[Data — start]

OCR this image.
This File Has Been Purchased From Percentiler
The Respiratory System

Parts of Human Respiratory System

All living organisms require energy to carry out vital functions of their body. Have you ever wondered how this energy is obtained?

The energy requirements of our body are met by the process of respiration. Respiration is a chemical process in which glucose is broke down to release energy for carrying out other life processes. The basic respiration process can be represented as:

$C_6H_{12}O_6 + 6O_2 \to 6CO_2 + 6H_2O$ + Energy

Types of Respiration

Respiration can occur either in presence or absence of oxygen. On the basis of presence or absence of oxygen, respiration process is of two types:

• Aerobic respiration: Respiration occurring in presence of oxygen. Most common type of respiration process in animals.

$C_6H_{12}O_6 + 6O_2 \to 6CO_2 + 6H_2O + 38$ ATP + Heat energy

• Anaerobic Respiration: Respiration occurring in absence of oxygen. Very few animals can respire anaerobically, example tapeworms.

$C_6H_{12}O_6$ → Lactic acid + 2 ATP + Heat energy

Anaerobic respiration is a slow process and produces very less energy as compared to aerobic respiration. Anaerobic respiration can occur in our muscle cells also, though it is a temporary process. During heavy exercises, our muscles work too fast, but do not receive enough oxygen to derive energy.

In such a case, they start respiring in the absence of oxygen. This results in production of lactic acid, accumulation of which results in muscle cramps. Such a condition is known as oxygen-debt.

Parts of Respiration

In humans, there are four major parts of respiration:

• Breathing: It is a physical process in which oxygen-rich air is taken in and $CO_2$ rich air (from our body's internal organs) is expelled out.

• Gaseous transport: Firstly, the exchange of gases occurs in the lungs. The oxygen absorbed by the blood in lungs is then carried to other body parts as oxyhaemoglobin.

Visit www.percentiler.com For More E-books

[Data — finish]

Task directions ▸ Your reply should hold all the lines from the listing above in which "oxygen" appears.

Exercise result ▸
Respiration can occur either in presence or absence of oxygen. On the basis of presence or absence of oxygen, respiration process is of two types:
• Aerobic respiration: Respiration occurring in presence of oxygen. Most common type of respiration process in animals.
• Anaerobic Respiration: Respiration occurring in absence of oxygen. Very few animals can respire anaerobically, example tapeworms.
Anaerobic respiration is a slow process and produces very less energy as compared to aerobic respiration. Anaerobic respiration can occur in our muscle cells also, though it is a temporary process. During heavy exercises, our muscles work too fast, but do not receive enough oxygen to derive energy.
In such a case, they start respiring in the absence of oxygen. This results in production of lactic acid, accumulation of which results in muscle cramps. Such a condition is known as oxygen-debt.
• Breathing: It is a physical process in which oxygen-rich air is taken in and $CO_2$ rich air (from our body's internal organs) is expelled out.
• Gaseous transport: Firstly, the exchange of gases occurs in the lungs. The oxygen absorbed by the blood in lungs is then carried to other body parts as oxyhaemoglobin.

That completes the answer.